Select, from the material below, each line with "JSON" in it.
════════════════
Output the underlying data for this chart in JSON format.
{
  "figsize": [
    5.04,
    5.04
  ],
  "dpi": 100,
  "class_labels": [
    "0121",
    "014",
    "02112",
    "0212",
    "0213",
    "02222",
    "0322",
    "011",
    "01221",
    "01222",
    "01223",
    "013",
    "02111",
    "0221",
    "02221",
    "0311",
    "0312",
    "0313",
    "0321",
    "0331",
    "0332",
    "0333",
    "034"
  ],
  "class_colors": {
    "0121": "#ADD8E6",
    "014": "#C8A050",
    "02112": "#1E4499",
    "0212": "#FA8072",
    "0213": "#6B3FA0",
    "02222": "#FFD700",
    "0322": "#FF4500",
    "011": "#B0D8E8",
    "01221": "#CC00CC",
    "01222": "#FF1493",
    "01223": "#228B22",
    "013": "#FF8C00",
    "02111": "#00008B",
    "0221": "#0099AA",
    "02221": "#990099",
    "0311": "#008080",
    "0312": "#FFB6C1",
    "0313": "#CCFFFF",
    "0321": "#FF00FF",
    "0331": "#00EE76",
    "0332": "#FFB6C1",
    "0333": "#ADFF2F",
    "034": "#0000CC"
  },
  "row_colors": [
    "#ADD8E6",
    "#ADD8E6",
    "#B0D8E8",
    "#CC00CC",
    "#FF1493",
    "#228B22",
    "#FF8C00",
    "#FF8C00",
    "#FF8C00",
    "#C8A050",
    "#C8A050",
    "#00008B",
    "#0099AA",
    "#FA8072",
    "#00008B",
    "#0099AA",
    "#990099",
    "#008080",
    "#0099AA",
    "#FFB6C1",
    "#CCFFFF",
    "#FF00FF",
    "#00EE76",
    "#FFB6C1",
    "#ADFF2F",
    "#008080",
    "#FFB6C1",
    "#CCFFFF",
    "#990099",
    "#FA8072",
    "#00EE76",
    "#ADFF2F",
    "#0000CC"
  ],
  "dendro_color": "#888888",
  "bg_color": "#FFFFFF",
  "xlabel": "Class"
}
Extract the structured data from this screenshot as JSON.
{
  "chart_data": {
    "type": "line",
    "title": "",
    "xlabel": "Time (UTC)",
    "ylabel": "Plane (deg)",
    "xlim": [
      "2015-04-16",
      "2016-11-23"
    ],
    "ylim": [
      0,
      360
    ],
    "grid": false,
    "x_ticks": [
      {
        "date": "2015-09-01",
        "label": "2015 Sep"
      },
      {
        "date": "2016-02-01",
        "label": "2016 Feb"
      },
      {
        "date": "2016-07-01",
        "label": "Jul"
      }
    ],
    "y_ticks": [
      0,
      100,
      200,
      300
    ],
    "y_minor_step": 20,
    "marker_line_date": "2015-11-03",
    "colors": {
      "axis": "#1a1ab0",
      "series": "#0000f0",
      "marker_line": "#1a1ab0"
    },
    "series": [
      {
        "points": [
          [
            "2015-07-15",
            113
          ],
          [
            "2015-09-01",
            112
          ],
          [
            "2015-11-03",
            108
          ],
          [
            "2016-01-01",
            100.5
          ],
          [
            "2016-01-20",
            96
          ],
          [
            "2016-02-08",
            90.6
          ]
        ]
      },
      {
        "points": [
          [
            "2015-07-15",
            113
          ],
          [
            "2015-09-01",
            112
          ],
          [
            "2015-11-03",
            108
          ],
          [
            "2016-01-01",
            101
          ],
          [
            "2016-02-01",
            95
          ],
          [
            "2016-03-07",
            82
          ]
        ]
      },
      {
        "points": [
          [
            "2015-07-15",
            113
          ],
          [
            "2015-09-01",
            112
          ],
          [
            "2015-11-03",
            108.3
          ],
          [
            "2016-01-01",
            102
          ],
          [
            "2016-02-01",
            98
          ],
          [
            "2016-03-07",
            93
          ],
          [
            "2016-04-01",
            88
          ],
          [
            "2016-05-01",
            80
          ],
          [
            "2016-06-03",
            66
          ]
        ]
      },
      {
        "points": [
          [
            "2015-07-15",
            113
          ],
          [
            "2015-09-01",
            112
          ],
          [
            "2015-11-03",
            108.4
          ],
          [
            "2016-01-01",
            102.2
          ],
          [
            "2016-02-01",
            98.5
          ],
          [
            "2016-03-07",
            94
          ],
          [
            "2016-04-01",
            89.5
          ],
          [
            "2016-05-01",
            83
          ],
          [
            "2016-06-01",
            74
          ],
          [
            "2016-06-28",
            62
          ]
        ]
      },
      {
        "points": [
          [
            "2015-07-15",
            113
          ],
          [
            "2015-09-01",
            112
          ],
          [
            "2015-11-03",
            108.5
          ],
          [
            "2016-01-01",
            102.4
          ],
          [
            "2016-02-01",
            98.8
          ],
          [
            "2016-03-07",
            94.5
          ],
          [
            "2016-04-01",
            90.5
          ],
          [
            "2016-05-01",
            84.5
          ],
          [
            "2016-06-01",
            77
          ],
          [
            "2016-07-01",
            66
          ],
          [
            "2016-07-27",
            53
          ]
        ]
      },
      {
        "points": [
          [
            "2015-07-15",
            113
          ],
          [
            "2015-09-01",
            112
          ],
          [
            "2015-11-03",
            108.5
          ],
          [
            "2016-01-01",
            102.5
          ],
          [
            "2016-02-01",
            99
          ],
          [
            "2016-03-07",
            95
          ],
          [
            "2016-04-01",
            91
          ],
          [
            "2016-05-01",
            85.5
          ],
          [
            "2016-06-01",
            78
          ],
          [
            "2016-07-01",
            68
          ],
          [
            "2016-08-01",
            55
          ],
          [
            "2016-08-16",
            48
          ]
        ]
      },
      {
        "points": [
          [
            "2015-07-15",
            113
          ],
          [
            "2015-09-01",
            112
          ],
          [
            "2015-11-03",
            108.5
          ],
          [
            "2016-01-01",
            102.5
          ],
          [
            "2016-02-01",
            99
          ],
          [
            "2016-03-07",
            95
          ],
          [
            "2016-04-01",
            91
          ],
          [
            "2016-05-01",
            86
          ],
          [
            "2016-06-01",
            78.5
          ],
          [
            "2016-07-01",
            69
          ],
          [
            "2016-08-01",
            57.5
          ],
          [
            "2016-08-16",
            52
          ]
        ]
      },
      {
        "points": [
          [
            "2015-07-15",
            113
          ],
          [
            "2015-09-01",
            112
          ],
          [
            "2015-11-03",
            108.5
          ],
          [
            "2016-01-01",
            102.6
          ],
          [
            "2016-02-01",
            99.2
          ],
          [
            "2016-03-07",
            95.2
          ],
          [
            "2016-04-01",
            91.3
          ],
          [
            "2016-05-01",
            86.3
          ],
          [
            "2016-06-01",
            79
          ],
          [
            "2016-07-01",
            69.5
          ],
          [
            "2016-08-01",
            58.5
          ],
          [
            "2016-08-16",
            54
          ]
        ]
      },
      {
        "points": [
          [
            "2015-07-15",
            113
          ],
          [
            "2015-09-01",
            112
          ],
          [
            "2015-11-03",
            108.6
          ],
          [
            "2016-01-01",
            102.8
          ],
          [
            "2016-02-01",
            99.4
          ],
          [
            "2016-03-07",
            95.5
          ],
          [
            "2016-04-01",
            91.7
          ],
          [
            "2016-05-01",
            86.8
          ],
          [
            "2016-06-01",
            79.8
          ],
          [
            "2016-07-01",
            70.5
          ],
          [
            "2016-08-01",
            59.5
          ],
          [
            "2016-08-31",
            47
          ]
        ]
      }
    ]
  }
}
════════════════
* [RESPONSE TO THE TASK]
Output the underlying data for this chart in JSON format.
Extract the structured data from this screenshot as JSON.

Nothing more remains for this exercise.